- _Task goal_
Below is the data. Give it again, complete and exact.

- _Supplied records_
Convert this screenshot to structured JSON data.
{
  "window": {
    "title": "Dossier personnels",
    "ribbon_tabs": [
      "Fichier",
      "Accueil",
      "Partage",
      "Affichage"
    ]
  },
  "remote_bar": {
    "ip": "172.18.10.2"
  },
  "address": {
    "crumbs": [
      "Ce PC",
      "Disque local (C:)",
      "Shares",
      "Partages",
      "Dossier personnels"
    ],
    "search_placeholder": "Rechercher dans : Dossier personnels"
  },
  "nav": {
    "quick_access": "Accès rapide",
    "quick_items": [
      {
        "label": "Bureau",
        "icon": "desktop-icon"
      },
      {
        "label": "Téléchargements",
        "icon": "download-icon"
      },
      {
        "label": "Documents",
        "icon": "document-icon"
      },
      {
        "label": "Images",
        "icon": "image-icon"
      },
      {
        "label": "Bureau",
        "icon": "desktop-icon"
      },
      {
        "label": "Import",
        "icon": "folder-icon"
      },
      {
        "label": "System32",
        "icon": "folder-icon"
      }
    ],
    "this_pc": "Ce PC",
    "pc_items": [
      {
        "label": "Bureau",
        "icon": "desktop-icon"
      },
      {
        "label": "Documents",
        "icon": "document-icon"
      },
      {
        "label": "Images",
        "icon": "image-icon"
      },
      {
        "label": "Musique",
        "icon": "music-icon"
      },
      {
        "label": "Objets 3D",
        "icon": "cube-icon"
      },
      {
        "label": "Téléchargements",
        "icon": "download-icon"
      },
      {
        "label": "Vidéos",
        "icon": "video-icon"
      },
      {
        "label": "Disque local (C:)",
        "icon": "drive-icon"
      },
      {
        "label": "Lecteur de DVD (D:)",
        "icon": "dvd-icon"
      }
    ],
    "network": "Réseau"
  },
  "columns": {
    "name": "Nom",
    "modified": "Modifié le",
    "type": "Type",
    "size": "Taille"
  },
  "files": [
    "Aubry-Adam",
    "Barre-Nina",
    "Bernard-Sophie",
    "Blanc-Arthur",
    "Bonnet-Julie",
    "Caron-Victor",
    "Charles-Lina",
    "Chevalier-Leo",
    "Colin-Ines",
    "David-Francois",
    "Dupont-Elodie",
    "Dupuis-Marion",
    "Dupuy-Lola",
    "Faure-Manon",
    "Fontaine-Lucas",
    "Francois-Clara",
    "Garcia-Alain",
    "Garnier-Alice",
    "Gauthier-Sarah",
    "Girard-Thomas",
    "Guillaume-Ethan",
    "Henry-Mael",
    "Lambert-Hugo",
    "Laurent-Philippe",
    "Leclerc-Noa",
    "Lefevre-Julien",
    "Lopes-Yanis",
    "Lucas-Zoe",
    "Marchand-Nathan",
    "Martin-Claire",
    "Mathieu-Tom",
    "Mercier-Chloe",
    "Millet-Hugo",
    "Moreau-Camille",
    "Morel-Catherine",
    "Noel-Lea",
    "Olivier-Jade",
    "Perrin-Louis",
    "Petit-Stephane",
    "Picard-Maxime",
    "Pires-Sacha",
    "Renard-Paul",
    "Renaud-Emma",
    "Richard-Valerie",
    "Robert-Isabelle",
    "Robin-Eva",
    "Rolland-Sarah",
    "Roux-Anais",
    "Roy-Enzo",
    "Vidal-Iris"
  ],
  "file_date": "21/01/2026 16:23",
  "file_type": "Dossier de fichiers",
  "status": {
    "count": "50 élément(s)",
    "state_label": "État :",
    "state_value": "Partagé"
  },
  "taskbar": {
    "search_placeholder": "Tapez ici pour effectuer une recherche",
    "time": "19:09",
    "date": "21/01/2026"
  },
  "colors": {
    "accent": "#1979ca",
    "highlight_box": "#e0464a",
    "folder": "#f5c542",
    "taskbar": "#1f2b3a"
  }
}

- _Solution to the exercise_
Convert this screenshot to structured JSON data.
{
  "window": {
    "title": "Dossier personnels",
    "ribbon_tabs": [
      "Fichier",
      "Accueil",
      "Partage",
      "Affichage"
    ]
  },
  "remote_bar": {
    "ip": "172.18.10.2"
  },
  "address": {
    "crumbs": [
      "Ce PC",
      "Disque local (C:)",
      "Shares",
      "Partages",
      "Dossier personnels"
    ],
    "search_placeholder": "Rechercher dans : Dossier personnels"
  },
  "nav": {
    "quick_access": "Accès rapide",
    "quick_items": [
      {
        "label": "Bureau",
        "icon": "desktop-icon"
      },
      {
        "label": "Téléchargements",
        "icon": "download-icon"
      },
      {
        "label": "Documents",
        "icon": "document-icon"
      },
      {
        "label": "Images",
        "icon": "image-icon"
      },
      {
        "label": "Bureau",
        "icon": "desktop-icon"
      },
      {
        "label": "Import",
        "icon": "folder-icon"
      },
      {
        "label": "System32",
        "icon": "folder-icon"
      }
    ],
    "this_pc": "Ce PC",
    "pc_items": [
      {
        "label": "Bureau",
        "icon": "desktop-icon"
      },
      {
        "label": "Documents",
        "icon": "document-icon"
      },
      {
        "label": "Images",
        "icon": "image-icon"
      },
      {
        "label": "Musique",
        "icon": "music-icon"
      },
      {
        "label": "Objets 3D",
        "icon": "cube-icon"
      },
      {
        "label": "Téléchargements",
        "icon": "download-icon"
      },
      {
        "label": "Vidéos",
        "icon": "video-icon"
      },
      {
        "label": "Disque local (C:)",
        "icon": "drive-icon"
      },
      {
        "label": "Lecteur de DVD (D:)",
        "icon": "dvd-icon"
      }
    ],
    "network": "Réseau"
  },
  "columns": {
    "name": "Nom",
    "modified": "Modifié le",
    "type": "Type",
    "size": "Taille"
  },
  "files": [
    "Aubry-Adam",
    "Barre-Nina",
    "Bernard-Sophie",
    "Blanc-Arthur",
    "Bonnet-Julie",
    "Caron-Victor",
    "Charles-Lina",
    "Chevalier-Leo",
    "Colin-Ines",
    "David-Francois",
    "Dupont-Elodie",
    "Dupuis-Marion",
    "Dupuy-Lola",
    "Faure-Manon",
    "Fontaine-Lucas",
    "Francois-Clara",
    "Garcia-Alain",
    "Garnier-Alice",
    "Gauthier-Sarah",
    "Girard-Thomas",
    "Guillaume-Ethan",
    "Henry-Mael",
    "Lambert-Hugo",
    "Laurent-Philippe",
    "Leclerc-Noa",
    "Lefevre-Julien",
    "Lopes-Yanis",
    "Lucas-Zoe",
    "Marchand-Nathan",
    "Martin-Claire",
    "Mathieu-Tom",
    "Mercier-Chloe",
    "Millet-Hugo",
    "Moreau-Camille",
    "Morel-Catherine",
    "Noel-Lea",
    "Olivier-Jade",
    "Perrin-Louis",
    "Petit-Stephane",
    "Picard-Maxime",
    "Pires-Sacha",
    "Renard-Paul",
    "Renaud-Emma",
    "Richard-Valerie",
    "Robert-Isabelle",
    "Robin-Eva",
    "Rolland-Sarah",
    "Roux-Anais",
    "Roy-Enzo",
    "Vidal-Iris"
  ],
  "file_date": "21/01/2026 16:23",
  "file_type": "Dossier de fichiers",
  "status": {
    "count": "50 élément(s)",
    "state_label": "État :",
    "state_value": "Partagé"
  },
  "taskbar": {
    "search_placeholder": "Tapez ici pour effectuer une recherche",
    "time": "19:09",
    "date": "21/01/2026"
  },
  "colors": {
    "accent": "#1979ca",
    "highlight_box": "#e0464a",
    "folder": "#f5c542",
    "taskbar": "#1f2b3a"
  }
}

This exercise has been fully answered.